Given request
In the material below, the lines containing the word "label" are required; copy each of them.

[Stored items from a collection]
☆ ☆ ☆ ☆ ☆
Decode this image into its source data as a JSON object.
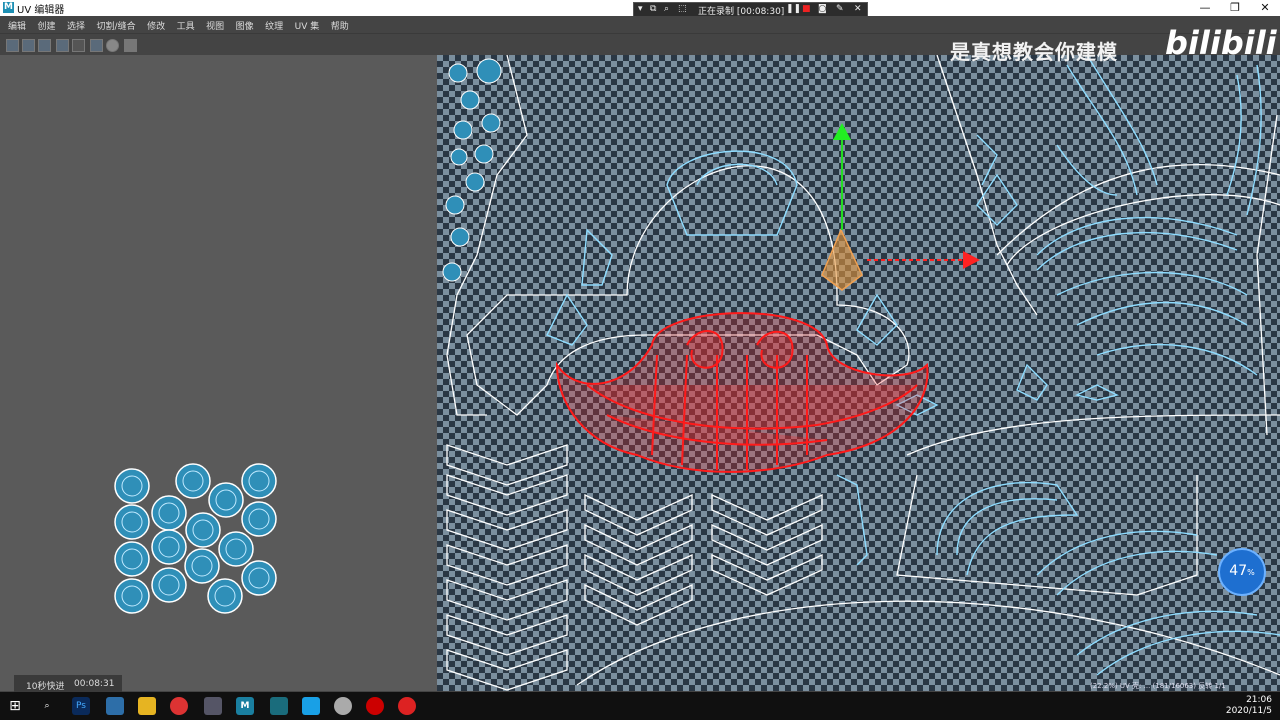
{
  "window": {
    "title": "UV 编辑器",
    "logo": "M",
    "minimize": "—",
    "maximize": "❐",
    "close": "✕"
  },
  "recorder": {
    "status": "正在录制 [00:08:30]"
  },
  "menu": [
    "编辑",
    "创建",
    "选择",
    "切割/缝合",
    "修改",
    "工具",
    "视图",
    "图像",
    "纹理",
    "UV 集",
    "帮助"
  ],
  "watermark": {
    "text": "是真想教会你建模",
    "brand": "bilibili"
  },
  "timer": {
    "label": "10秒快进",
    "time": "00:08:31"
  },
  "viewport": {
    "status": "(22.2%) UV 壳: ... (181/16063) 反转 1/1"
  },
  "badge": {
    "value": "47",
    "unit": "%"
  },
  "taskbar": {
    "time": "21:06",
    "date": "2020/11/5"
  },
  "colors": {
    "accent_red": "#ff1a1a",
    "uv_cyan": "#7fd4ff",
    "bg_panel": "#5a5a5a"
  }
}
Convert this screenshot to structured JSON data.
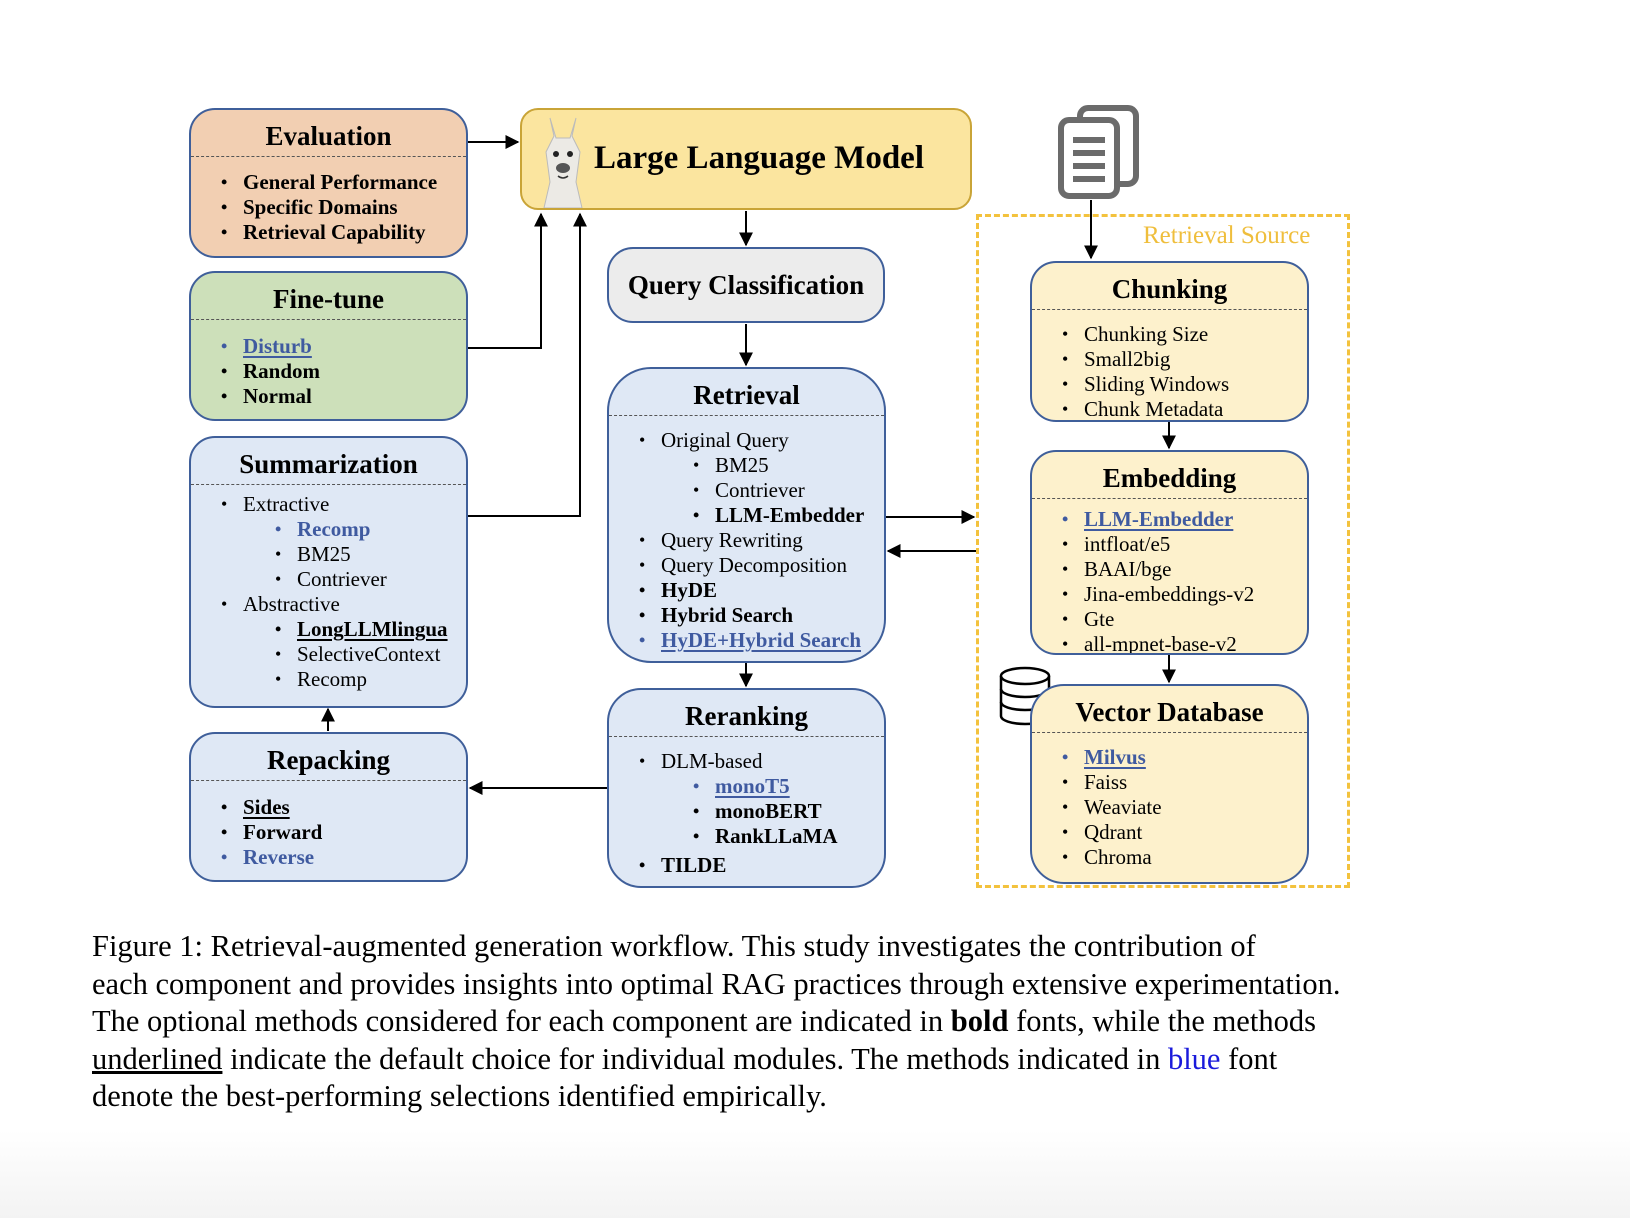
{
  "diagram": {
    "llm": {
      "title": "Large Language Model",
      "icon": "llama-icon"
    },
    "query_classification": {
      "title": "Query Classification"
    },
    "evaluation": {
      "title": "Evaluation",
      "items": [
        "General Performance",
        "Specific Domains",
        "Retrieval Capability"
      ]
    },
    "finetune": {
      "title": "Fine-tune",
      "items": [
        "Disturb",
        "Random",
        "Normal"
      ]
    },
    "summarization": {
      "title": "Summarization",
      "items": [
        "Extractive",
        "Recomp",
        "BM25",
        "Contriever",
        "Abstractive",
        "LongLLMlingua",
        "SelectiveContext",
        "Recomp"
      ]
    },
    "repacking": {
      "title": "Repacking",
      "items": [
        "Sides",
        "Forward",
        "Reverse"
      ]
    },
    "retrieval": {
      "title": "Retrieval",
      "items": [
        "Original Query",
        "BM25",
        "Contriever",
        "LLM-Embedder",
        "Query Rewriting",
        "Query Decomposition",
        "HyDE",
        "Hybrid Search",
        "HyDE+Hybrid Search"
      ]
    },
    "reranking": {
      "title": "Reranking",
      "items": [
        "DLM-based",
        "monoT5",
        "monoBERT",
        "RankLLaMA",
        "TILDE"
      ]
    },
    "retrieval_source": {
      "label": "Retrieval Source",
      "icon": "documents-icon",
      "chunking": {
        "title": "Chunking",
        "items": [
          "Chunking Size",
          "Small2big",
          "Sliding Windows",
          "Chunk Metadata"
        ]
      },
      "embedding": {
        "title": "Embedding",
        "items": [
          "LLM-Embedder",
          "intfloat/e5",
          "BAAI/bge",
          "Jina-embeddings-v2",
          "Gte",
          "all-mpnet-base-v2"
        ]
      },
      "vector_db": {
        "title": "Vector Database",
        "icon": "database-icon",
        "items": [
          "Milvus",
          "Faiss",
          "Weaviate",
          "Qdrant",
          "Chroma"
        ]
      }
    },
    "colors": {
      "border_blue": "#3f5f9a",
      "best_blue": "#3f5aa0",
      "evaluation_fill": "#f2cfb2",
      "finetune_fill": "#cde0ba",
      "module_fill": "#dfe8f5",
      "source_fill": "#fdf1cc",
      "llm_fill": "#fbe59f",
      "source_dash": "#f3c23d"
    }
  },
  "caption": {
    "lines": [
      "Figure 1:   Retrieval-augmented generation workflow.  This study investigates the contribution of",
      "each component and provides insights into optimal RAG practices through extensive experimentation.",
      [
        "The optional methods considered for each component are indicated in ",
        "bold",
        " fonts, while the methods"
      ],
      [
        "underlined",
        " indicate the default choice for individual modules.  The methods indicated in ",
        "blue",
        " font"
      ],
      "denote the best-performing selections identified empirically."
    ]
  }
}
☆ ☆ ☆ ☆ ☆
Output below
    "label": "10秒快进",
      "label": "Retrieval Source",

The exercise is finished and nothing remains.